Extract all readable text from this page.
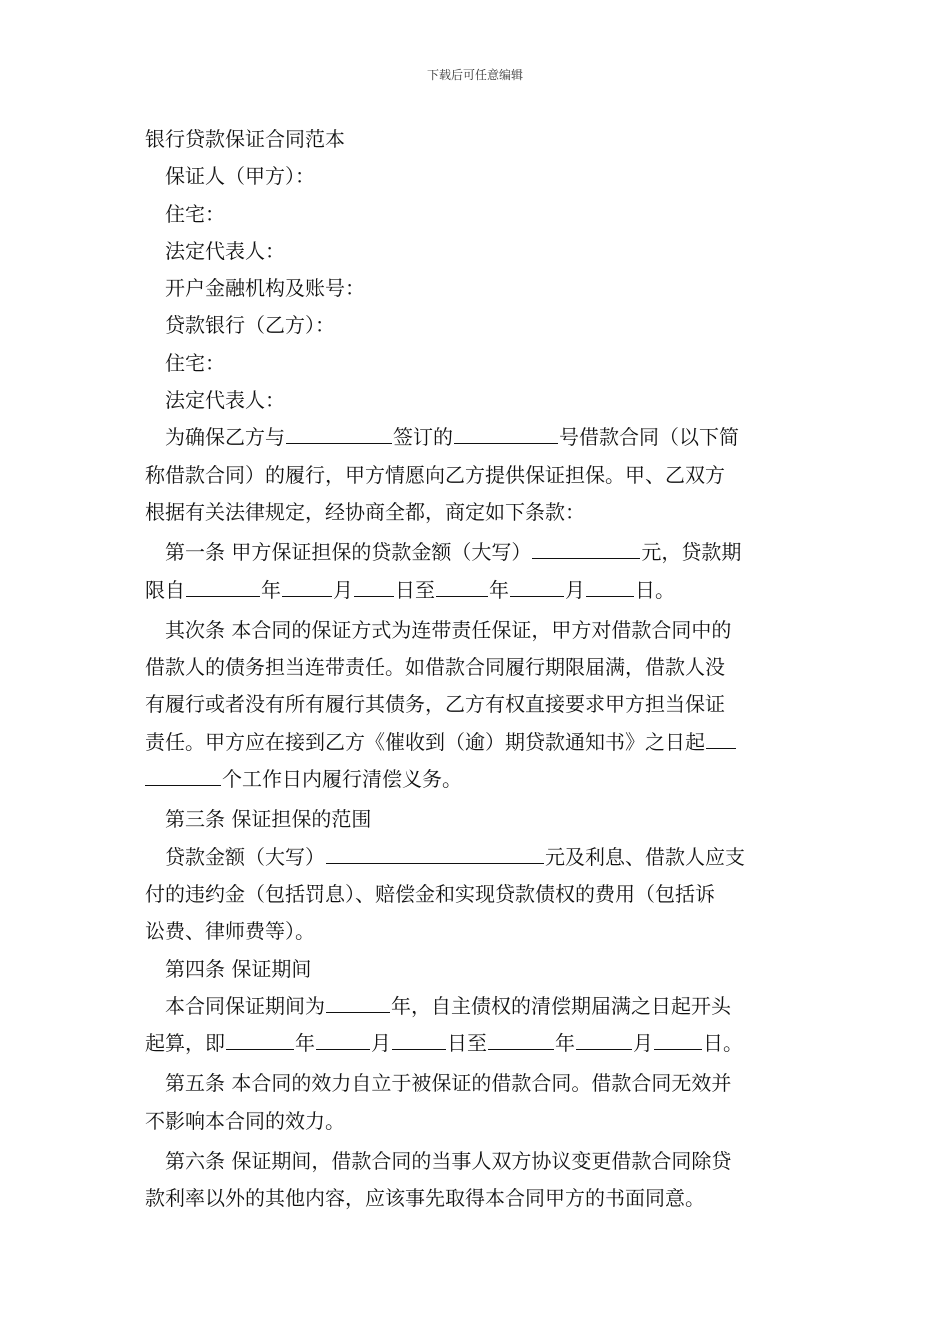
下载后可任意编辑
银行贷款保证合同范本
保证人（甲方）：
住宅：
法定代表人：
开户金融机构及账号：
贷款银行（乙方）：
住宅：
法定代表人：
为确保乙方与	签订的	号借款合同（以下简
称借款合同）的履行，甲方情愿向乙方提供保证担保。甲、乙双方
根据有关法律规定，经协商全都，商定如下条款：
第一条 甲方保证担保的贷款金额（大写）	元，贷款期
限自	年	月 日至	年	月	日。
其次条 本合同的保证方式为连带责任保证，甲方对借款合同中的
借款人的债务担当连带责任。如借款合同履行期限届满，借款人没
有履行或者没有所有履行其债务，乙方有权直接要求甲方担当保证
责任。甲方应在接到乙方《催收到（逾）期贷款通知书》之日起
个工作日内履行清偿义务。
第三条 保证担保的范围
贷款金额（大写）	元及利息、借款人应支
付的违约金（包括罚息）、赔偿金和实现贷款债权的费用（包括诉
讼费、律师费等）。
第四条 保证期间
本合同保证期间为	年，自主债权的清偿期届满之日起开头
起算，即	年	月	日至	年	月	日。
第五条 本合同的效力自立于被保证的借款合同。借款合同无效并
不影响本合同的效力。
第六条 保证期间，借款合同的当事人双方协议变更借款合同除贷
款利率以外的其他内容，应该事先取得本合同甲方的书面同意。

* * *

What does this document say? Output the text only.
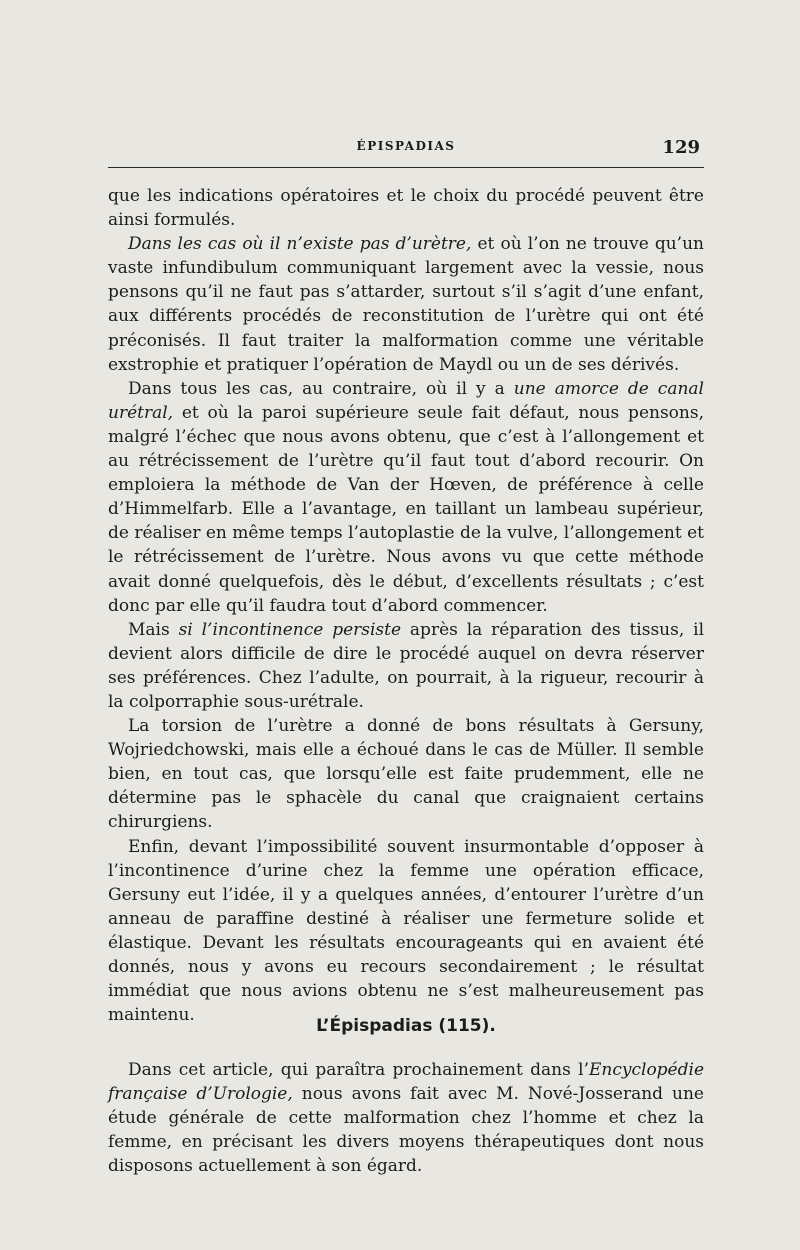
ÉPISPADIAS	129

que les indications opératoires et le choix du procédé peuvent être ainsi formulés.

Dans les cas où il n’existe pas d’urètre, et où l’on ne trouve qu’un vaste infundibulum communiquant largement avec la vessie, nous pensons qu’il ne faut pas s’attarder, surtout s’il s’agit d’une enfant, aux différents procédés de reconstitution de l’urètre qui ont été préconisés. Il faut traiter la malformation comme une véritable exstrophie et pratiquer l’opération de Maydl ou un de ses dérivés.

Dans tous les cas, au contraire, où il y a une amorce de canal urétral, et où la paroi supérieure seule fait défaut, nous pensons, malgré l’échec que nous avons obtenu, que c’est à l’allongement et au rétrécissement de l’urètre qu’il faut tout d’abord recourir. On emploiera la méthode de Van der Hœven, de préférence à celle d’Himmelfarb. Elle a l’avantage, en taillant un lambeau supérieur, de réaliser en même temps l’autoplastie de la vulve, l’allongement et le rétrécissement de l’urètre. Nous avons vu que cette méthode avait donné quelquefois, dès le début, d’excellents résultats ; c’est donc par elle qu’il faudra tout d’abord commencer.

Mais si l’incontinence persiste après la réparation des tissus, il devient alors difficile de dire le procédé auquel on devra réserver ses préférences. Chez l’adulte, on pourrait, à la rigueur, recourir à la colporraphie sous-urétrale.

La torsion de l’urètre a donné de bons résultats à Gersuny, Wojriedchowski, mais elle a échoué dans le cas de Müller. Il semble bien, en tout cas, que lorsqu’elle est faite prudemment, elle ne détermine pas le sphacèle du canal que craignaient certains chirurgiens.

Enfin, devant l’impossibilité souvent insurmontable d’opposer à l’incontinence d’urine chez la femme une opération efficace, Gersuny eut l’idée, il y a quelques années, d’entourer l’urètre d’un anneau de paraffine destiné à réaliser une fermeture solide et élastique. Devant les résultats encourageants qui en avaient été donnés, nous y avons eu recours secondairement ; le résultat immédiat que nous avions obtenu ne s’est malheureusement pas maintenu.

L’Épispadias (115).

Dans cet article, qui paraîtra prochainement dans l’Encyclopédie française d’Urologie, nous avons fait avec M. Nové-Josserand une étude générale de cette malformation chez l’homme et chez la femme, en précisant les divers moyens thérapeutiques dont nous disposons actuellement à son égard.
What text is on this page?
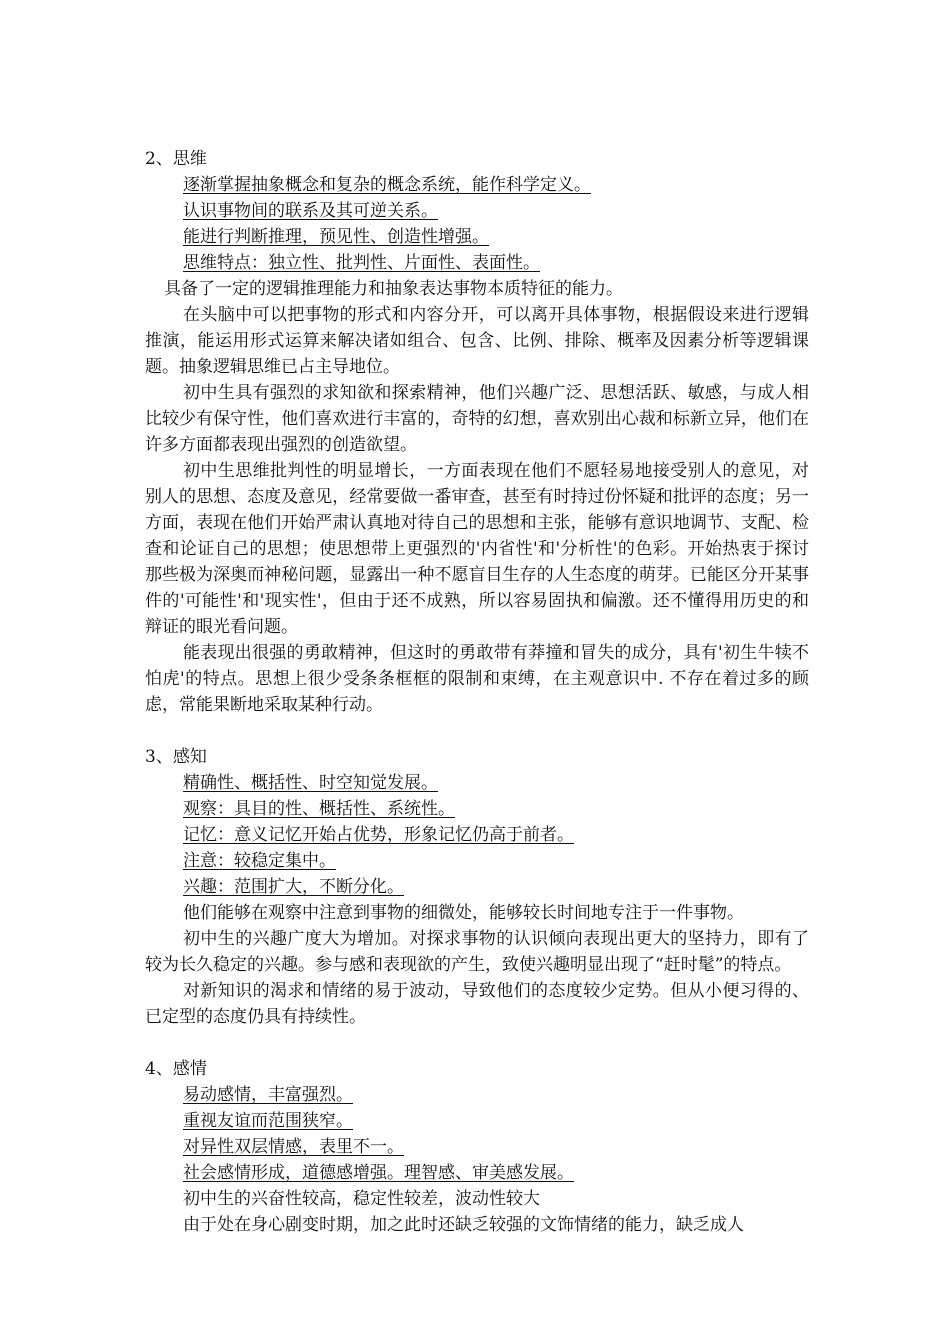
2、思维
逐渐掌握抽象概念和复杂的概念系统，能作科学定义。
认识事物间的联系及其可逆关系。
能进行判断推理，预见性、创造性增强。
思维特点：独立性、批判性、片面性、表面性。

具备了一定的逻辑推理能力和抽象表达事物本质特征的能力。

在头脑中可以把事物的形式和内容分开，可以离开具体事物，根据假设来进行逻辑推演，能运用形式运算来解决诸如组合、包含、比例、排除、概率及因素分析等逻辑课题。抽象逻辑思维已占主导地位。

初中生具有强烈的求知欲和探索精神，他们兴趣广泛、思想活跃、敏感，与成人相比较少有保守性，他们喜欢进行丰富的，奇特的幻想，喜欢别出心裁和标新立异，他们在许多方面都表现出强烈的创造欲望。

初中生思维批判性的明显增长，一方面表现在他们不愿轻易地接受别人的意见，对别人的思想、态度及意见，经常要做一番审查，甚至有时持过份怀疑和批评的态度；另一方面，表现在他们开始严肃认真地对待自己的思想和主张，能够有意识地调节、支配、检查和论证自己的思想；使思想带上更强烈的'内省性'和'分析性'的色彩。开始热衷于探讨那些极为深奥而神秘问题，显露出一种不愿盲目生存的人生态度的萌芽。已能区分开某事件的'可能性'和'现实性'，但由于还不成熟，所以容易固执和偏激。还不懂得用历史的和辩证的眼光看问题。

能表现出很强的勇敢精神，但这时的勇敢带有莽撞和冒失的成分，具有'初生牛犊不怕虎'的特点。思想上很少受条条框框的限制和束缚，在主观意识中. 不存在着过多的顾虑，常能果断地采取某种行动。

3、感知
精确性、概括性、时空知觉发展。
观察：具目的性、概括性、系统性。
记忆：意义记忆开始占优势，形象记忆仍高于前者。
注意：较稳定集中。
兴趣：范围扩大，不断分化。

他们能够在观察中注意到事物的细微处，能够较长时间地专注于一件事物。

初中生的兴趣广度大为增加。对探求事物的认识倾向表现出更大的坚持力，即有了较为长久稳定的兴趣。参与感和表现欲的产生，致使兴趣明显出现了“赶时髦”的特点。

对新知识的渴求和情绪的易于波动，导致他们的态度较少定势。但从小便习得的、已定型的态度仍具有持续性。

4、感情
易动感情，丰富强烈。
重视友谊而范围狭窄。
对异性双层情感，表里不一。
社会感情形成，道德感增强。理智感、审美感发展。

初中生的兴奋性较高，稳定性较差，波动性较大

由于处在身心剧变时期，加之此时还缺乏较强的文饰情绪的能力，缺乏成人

- **PROBLEM STATEMENT**
Look through the entries above. Extract each line with the word "What".

- **REPLY**
What does this document say? Output the text only.
What text is on this page?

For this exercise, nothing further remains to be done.